*WHAT IS BEING ASKED*
Reproduce all the entries precisely.

*INFORMATION GIVEN*
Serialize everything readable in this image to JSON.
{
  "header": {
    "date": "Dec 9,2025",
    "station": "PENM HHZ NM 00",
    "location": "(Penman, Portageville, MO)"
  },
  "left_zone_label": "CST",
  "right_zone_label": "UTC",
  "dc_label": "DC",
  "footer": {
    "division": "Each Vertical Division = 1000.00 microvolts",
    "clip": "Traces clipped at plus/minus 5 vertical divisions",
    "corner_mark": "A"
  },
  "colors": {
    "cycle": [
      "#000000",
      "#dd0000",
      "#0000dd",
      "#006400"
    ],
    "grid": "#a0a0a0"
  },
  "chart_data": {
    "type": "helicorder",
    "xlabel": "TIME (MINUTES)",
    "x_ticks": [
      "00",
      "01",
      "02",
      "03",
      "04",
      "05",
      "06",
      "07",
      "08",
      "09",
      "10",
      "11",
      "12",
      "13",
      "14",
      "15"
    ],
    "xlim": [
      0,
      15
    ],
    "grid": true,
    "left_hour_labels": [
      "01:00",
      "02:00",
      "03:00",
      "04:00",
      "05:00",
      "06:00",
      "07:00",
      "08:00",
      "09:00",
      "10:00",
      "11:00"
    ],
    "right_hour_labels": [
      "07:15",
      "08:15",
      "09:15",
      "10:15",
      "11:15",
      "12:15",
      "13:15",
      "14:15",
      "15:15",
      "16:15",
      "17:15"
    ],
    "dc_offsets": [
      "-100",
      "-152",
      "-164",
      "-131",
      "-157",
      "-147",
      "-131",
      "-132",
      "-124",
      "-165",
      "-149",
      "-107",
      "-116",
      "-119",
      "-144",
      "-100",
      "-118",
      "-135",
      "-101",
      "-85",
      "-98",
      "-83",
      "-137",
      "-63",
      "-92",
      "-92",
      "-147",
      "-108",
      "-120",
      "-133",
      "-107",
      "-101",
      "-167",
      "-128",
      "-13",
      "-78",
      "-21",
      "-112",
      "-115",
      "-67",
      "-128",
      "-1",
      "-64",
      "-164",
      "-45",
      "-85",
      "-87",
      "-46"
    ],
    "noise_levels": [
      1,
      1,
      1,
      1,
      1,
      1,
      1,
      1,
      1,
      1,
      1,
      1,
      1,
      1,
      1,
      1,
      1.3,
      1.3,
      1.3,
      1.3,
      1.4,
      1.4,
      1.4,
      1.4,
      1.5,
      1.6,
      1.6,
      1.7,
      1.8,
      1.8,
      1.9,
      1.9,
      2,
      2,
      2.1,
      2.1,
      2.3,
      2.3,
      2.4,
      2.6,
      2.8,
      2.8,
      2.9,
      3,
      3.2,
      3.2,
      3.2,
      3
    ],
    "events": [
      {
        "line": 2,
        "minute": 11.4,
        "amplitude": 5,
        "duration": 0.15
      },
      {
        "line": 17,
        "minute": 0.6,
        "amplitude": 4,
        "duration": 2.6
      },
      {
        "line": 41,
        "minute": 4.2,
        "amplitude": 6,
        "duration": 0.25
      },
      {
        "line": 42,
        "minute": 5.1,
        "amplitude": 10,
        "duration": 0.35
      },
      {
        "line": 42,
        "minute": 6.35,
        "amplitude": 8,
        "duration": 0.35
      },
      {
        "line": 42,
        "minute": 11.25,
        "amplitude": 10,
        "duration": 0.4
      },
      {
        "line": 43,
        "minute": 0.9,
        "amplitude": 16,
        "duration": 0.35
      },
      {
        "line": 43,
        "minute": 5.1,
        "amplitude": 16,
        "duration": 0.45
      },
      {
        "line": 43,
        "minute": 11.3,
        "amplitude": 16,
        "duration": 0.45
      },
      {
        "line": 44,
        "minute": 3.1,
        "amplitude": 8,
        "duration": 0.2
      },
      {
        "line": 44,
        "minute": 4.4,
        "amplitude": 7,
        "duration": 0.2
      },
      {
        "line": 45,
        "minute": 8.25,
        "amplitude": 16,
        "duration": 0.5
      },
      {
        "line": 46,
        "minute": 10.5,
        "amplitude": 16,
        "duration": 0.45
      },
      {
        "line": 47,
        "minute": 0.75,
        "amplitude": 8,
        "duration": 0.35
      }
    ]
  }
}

*RESPONSE*
Serialize everything readable in this image to JSON.
{
  "header": {
    "date": "Dec 9,2025",
    "station": "PENM HHZ NM 00",
    "location": "(Penman, Portageville, MO)"
  },
  "left_zone_label": "CST",
  "right_zone_label": "UTC",
  "dc_label": "DC",
  "footer": {
    "division": "Each Vertical Division = 1000.00 microvolts",
    "clip": "Traces clipped at plus/minus 5 vertical divisions",
    "corner_mark": "A"
  },
  "colors": {
    "cycle": [
      "#000000",
      "#dd0000",
      "#0000dd",
      "#006400"
    ],
    "grid": "#a0a0a0"
  },
  "chart_data": {
    "type": "helicorder",
    "xlabel": "TIME (MINUTES)",
    "x_ticks": [
      "00",
      "01",
      "02",
      "03",
      "04",
      "05",
      "06",
      "07",
      "08",
      "09",
      "10",
      "11",
      "12",
      "13",
      "14",
      "15"
    ],
    "xlim": [
      0,
      15
    ],
    "grid": true,
    "left_hour_labels": [
      "01:00",
      "02:00",
      "03:00",
      "04:00",
      "05:00",
      "06:00",
      "07:00",
      "08:00",
      "09:00",
      "10:00",
      "11:00"
    ],
    "right_hour_labels": [
      "07:15",
      "08:15",
      "09:15",
      "10:15",
      "11:15",
      "12:15",
      "13:15",
      "14:15",
      "15:15",
      "16:15",
      "17:15"
    ],
    "dc_offsets": [
      "-100",
      "-152",
      "-164",
      "-131",
      "-157",
      "-147",
      "-131",
      "-132",
      "-124",
      "-165",
      "-149",
      "-107",
      "-116",
      "-119",
      "-144",
      "-100",
      "-118",
      "-135",
      "-101",
      "-85",
      "-98",
      "-83",
      "-137",
      "-63",
      "-92",
      "-92",
      "-147",
      "-108",
      "-120",
      "-133",
      "-107",
      "-101",
      "-167",
      "-128",
      "-13",
      "-78",
      "-21",
      "-112",
      "-115",
      "-67",
      "-128",
      "-1",
      "-64",
      "-164",
      "-45",
      "-85",
      "-87",
      "-46"
    ],
    "noise_levels": [
      1,
      1,
      1,
      1,
      1,
      1,
      1,
      1,
      1,
      1,
      1,
      1,
      1,
      1,
      1,
      1,
      1.3,
      1.3,
      1.3,
      1.3,
      1.4,
      1.4,
      1.4,
      1.4,
      1.5,
      1.6,
      1.6,
      1.7,
      1.8,
      1.8,
      1.9,
      1.9,
      2,
      2,
      2.1,
      2.1,
      2.3,
      2.3,
      2.4,
      2.6,
      2.8,
      2.8,
      2.9,
      3,
      3.2,
      3.2,
      3.2,
      3
    ],
    "events": [
      {
        "line": 2,
        "minute": 11.4,
        "amplitude": 5,
        "duration": 0.15
      },
      {
        "line": 17,
        "minute": 0.6,
        "amplitude": 4,
        "duration": 2.6
      },
      {
        "line": 41,
        "minute": 4.2,
        "amplitude": 6,
        "duration": 0.25
      },
      {
        "line": 42,
        "minute": 5.1,
        "amplitude": 10,
        "duration": 0.35
      },
      {
        "line": 42,
        "minute": 6.35,
        "amplitude": 8,
        "duration": 0.35
      },
      {
        "line": 42,
        "minute": 11.25,
        "amplitude": 10,
        "duration": 0.4
      },
      {
        "line": 43,
        "minute": 0.9,
        "amplitude": 16,
        "duration": 0.35
      },
      {
        "line": 43,
        "minute": 5.1,
        "amplitude": 16,
        "duration": 0.45
      },
      {
        "line": 43,
        "minute": 11.3,
        "amplitude": 16,
        "duration": 0.45
      },
      {
        "line": 44,
        "minute": 3.1,
        "amplitude": 8,
        "duration": 0.2
      },
      {
        "line": 44,
        "minute": 4.4,
        "amplitude": 7,
        "duration": 0.2
      },
      {
        "line": 45,
        "minute": 8.25,
        "amplitude": 16,
        "duration": 0.5
      },
      {
        "line": 46,
        "minute": 10.5,
        "amplitude": 16,
        "duration": 0.45
      },
      {
        "line": 47,
        "minute": 0.75,
        "amplitude": 8,
        "duration": 0.35
      }
    ]
  }
}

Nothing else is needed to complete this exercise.